Data listing:
-- BEGIN --

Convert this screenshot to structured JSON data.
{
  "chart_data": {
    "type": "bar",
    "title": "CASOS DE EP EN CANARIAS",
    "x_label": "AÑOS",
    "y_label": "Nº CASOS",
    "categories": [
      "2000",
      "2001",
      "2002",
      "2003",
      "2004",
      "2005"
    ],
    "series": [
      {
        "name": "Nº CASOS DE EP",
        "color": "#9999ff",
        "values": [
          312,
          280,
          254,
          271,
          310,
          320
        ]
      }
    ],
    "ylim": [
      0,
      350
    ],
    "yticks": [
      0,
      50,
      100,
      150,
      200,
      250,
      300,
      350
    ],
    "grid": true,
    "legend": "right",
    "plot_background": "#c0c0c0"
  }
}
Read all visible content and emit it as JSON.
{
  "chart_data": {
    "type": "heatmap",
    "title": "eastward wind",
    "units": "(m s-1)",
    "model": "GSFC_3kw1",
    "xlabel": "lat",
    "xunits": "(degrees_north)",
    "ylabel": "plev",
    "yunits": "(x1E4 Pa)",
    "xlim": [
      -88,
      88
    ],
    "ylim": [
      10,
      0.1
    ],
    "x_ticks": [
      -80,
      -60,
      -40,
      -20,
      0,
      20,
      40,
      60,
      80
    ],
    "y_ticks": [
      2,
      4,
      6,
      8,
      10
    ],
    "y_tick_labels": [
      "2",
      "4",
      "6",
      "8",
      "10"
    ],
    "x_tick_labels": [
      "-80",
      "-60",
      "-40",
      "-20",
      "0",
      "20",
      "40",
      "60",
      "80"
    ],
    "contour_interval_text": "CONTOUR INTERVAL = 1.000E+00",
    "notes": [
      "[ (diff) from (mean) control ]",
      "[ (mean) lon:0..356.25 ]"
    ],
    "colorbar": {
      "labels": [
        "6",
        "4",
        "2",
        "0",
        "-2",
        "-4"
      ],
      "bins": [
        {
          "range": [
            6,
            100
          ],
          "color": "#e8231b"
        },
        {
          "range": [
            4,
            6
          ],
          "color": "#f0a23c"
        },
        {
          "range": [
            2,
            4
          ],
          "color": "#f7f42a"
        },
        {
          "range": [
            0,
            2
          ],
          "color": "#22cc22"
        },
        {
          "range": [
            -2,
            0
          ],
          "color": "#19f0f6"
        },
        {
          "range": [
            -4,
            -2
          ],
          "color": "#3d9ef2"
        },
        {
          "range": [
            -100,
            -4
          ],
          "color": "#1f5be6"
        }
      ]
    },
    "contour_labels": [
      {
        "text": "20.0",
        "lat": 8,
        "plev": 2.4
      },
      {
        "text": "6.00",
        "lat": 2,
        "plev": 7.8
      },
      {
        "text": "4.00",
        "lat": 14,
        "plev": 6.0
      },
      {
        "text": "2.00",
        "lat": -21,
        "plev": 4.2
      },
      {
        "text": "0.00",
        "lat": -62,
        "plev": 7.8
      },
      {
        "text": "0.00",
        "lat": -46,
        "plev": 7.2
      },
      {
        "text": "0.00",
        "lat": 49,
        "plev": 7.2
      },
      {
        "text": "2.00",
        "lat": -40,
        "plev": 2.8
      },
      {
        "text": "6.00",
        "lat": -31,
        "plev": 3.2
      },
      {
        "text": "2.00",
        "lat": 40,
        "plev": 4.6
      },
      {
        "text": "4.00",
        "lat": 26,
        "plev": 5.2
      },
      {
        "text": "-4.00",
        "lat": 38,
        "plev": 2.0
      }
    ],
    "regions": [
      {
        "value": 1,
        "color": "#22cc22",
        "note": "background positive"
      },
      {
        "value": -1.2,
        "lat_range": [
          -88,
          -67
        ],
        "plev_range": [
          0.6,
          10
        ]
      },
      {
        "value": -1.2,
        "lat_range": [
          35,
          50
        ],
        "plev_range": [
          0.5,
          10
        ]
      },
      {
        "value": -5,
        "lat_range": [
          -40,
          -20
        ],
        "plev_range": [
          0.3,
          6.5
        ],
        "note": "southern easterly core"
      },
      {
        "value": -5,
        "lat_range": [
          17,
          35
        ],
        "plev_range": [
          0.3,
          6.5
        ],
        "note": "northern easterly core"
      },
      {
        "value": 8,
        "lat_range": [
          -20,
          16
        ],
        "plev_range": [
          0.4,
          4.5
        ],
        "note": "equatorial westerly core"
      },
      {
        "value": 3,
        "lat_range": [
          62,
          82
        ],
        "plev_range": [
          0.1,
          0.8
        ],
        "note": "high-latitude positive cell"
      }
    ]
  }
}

-- END --

WHAT YOU WILL DO:
Identify each line of the material where the word "mean" shows up, and copy it.

REPLY:
      "[ (diff) from (mean) control ]",
      "[ (mean) lon:0..356.25 ]"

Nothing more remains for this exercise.